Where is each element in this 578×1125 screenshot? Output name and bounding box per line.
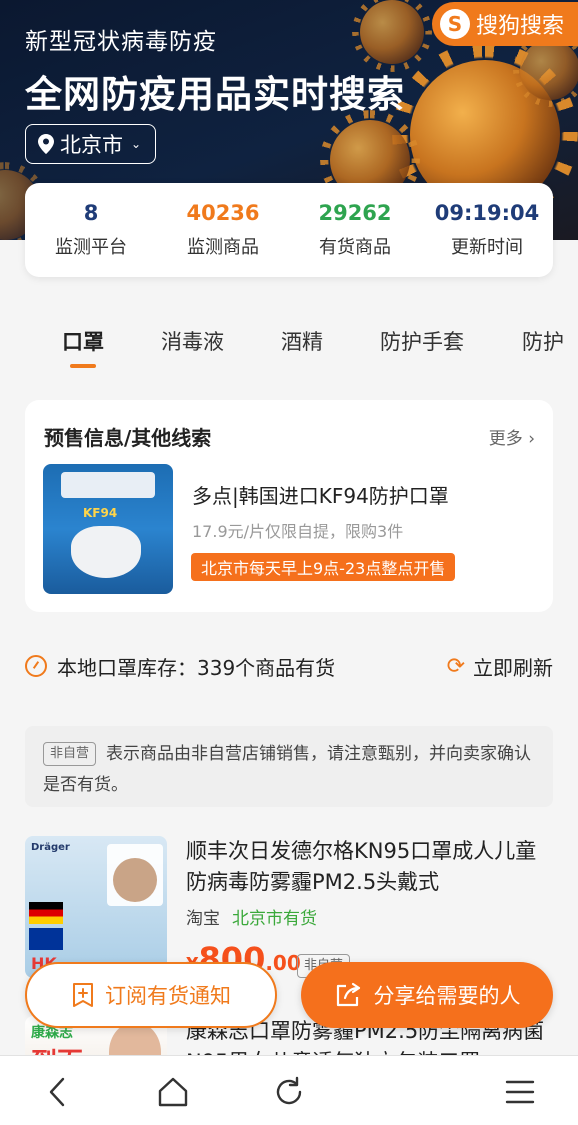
sogou-logo-icon: S: [439, 9, 470, 39]
tab-disinfectant[interactable]: 消毒液: [161, 326, 224, 356]
presale-product-name[interactable]: 多点|韩国进口KF94防护口罩: [192, 480, 449, 509]
tab-alcohol[interactable]: 酒精: [281, 326, 323, 356]
sogou-label: 搜狗搜索: [475, 14, 564, 39]
stock-text: 本地口罩库存：339个商品有货: [57, 655, 336, 680]
home-icon[interactable]: [157, 1076, 189, 1108]
mask-graphic: [71, 526, 141, 578]
city-selector[interactable]: 北京市 ⌄: [25, 124, 157, 164]
banner-subtitle: 新型冠状病毒防疫: [25, 29, 217, 55]
image-tag: 到百: [31, 1042, 83, 1056]
product-shop: 淘宝: [186, 909, 220, 929]
chevron-right-icon: ›: [528, 429, 535, 449]
reload-icon[interactable]: [273, 1076, 305, 1108]
package-label: [61, 472, 155, 498]
virus-illustration: [360, 0, 424, 64]
price-decimal: .00: [265, 951, 301, 975]
product-image[interactable]: Dräger HK: [25, 836, 167, 978]
stat-value: 29262: [318, 201, 392, 225]
notice-text: 表示商品由非自营店铺销售，请注意甄别，并向卖家确认是否有货。: [43, 744, 532, 795]
subscribe-label: 订阅有货通知: [105, 984, 231, 1008]
stat-label: 监测平台: [55, 237, 127, 258]
sogou-search-button[interactable]: S 搜狗搜索: [431, 2, 578, 46]
stat-label: 监测商品: [187, 237, 259, 258]
share-icon: [336, 982, 360, 1007]
stat-label: 有货商品: [319, 237, 391, 258]
presale-more-link[interactable]: 更多 ›: [489, 424, 535, 449]
notice-box: 非自营 表示商品由非自营店铺销售，请注意甄别，并向卖家确认是否有货。: [25, 726, 553, 807]
active-tab-indicator: [70, 364, 96, 368]
bookmark-add-icon: [73, 983, 93, 1007]
stat-update-time: 09:19:04 更新时间: [421, 183, 553, 277]
city-label: 北京市: [60, 133, 123, 157]
back-icon[interactable]: [42, 1076, 74, 1108]
non-self-operated-badge: 非自营: [43, 742, 97, 766]
german-flag-icon: [29, 902, 63, 924]
stats-card: 8 监测平台 40236 监测商品 29262 有货商品 09:19:04 更新…: [25, 183, 553, 277]
stat-platforms: 8 监测平台: [25, 183, 157, 277]
more-label: 更多: [488, 429, 523, 449]
stock-summary: 本地口罩库存：339个商品有货 ⟳ 立即刷新: [25, 650, 553, 682]
share-label: 分享给需要的人: [373, 984, 521, 1008]
location-pin-icon: [38, 134, 54, 154]
presale-sale-time-badge: 北京市每天早上9点-23点整点开售: [191, 553, 456, 581]
tab-protective[interactable]: 防护: [522, 326, 564, 356]
tab-masks[interactable]: 口罩: [62, 326, 104, 356]
presale-card[interactable]: 预售信息/其他线索 更多 › KF94 多点|韩国进口KF94防护口罩 17.9…: [25, 400, 553, 612]
chevron-down-icon: ⌄: [131, 137, 142, 151]
presale-product-image[interactable]: KF94: [43, 464, 173, 594]
stat-value: 40236: [186, 201, 260, 225]
subscribe-notification-button[interactable]: 订阅有货通知: [25, 962, 277, 1028]
gauge-icon: [25, 655, 47, 677]
presale-price-info: 17.9元/片仅限自提，限购3件: [192, 522, 404, 541]
person-graphic: [113, 858, 157, 902]
eu-flag-icon: [29, 928, 63, 950]
tab-gloves[interactable]: 防护手套: [380, 326, 464, 356]
virus-illustration: [520, 40, 578, 100]
product-availability: 北京市有货: [232, 909, 317, 929]
refresh-button[interactable]: ⟳ 立即刷新: [447, 652, 553, 681]
refresh-label: 立即刷新: [473, 655, 553, 680]
stat-label: 更新时间: [451, 237, 523, 258]
browser-toolbar: [0, 1055, 578, 1125]
stat-value: 8: [83, 201, 99, 225]
product-title[interactable]: 顺丰次日发德尔格KN95口罩成人儿童防病毒防雾霾PM2.5头戴式: [186, 836, 553, 898]
presale-title: 预售信息/其他线索: [44, 426, 212, 450]
brand-label: Dräger: [31, 842, 70, 853]
stat-value: 09:19:04: [434, 201, 540, 225]
stat-in-stock: 29262 有货商品: [289, 183, 421, 277]
stat-products: 40236 监测商品: [157, 183, 289, 277]
share-button[interactable]: 分享给需要的人: [301, 962, 553, 1028]
refresh-icon: ⟳: [446, 653, 465, 679]
banner-title: 全网防疫用品实时搜索: [25, 73, 405, 116]
menu-icon[interactable]: [504, 1076, 536, 1108]
image-tag: KF94: [83, 506, 118, 520]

---

▶ _Problem statement_:
Pictures are to be excluded; the records themselves are to be reproduced exactly.

▶ _Solution to this exercise_:
Where is each element in this 578×1125 screenshot? Output name and bounding box per line.
sogou-logo-icon: S: [439, 9, 470, 39]
tab-disinfectant[interactable]: 消毒液: [161, 326, 224, 356]
presale-product-name[interactable]: 多点|韩国进口KF94防护口罩: [192, 480, 449, 509]
tab-alcohol[interactable]: 酒精: [281, 326, 323, 356]
sogou-label: 搜狗搜索: [475, 14, 564, 39]
stock-text: 本地口罩库存：339个商品有货: [57, 655, 336, 680]
home-icon[interactable]: [157, 1076, 189, 1108]
mask-graphic: [71, 526, 141, 578]
city-selector[interactable]: 北京市 ⌄: [25, 124, 157, 164]
banner-subtitle: 新型冠状病毒防疫: [25, 29, 217, 55]
image-tag: 到百: [31, 1042, 83, 1056]
product-shop: 淘宝: [186, 909, 220, 929]
chevron-right-icon: ›: [528, 429, 535, 449]
reload-icon[interactable]: [273, 1076, 305, 1108]
package-label: [61, 472, 155, 498]
virus-illustration: [360, 0, 424, 64]
price-decimal: .00: [265, 951, 301, 975]
product-image[interactable]: Dräger HK: [25, 836, 167, 978]
stat-value: 29262: [318, 201, 392, 225]
notice-text: 表示商品由非自营店铺销售，请注意甄别，并向卖家确认是否有货。: [43, 744, 532, 795]
subscribe-label: 订阅有货通知: [105, 984, 231, 1008]
stat-label: 监测平台: [55, 237, 127, 258]
sogou-search-button[interactable]: S 搜狗搜索: [431, 2, 578, 46]
stat-label: 监测商品: [187, 237, 259, 258]
share-icon: [336, 982, 360, 1007]
stat-label: 有货商品: [319, 237, 391, 258]
presale-more-link[interactable]: 更多 ›: [489, 424, 535, 449]
notice-box: 非自营 表示商品由非自营店铺销售，请注意甄别，并向卖家确认是否有货。: [25, 726, 553, 807]
active-tab-indicator: [70, 364, 96, 368]
bookmark-add-icon: [73, 983, 93, 1007]
stat-update-time: 09:19:04 更新时间: [421, 183, 553, 277]
city-label: 北京市: [60, 133, 123, 157]
back-icon[interactable]: [42, 1076, 74, 1108]
non-self-operated-badge: 非自营: [43, 742, 97, 766]
german-flag-icon: [29, 902, 63, 924]
stats-card: 8 监测平台 40236 监测商品 29262 有货商品 09:19:04 更新…: [25, 183, 553, 277]
stat-platforms: 8 监测平台: [25, 183, 157, 277]
more-label: 更多: [488, 429, 523, 449]
stock-summary: 本地口罩库存：339个商品有货 ⟳ 立即刷新: [25, 650, 553, 682]
share-label: 分享给需要的人: [373, 984, 521, 1008]
location-pin-icon: [38, 134, 54, 154]
presale-sale-time-badge: 北京市每天早上9点-23点整点开售: [191, 553, 456, 581]
tab-protective[interactable]: 防护: [522, 326, 564, 356]
tab-masks[interactable]: 口罩: [62, 326, 104, 356]
presale-card[interactable]: 预售信息/其他线索 更多 › KF94 多点|韩国进口KF94防护口罩 17.9…: [25, 400, 553, 612]
chevron-down-icon: ⌄: [131, 137, 142, 151]
presale-product-image[interactable]: KF94: [43, 464, 173, 594]
stat-value: 40236: [186, 201, 260, 225]
subscribe-notification-button[interactable]: 订阅有货通知: [25, 962, 277, 1028]
gauge-icon: [25, 655, 47, 677]
presale-price-info: 17.9元/片仅限自提，限购3件: [192, 522, 404, 541]
person-graphic: [113, 858, 157, 902]
eu-flag-icon: [29, 928, 63, 950]
tab-gloves[interactable]: 防护手套: [380, 326, 464, 356]
virus-illustration: [520, 40, 578, 100]
product-availability: 北京市有货: [232, 909, 317, 929]
refresh-button[interactable]: ⟳ 立即刷新: [447, 652, 553, 681]
refresh-label: 立即刷新: [473, 655, 553, 680]
stat-label: 更新时间: [451, 237, 523, 258]
browser-toolbar: [0, 1055, 578, 1125]
stat-value: 8: [83, 201, 99, 225]
product-title[interactable]: 顺丰次日发德尔格KN95口罩成人儿童防病毒防雾霾PM2.5头戴式: [186, 836, 553, 898]
presale-title: 预售信息/其他线索: [44, 426, 212, 450]
brand-label: Dräger: [31, 842, 70, 853]
stat-value: 09:19:04: [434, 201, 540, 225]
stat-in-stock: 29262 有货商品: [289, 183, 421, 277]
stat-products: 40236 监测商品: [157, 183, 289, 277]
share-button[interactable]: 分享给需要的人: [301, 962, 553, 1028]
refresh-icon: ⟳: [446, 653, 465, 679]
banner-title: 全网防疫用品实时搜索: [25, 73, 405, 116]
menu-icon[interactable]: [504, 1076, 536, 1108]
image-tag: KF94: [83, 506, 118, 520]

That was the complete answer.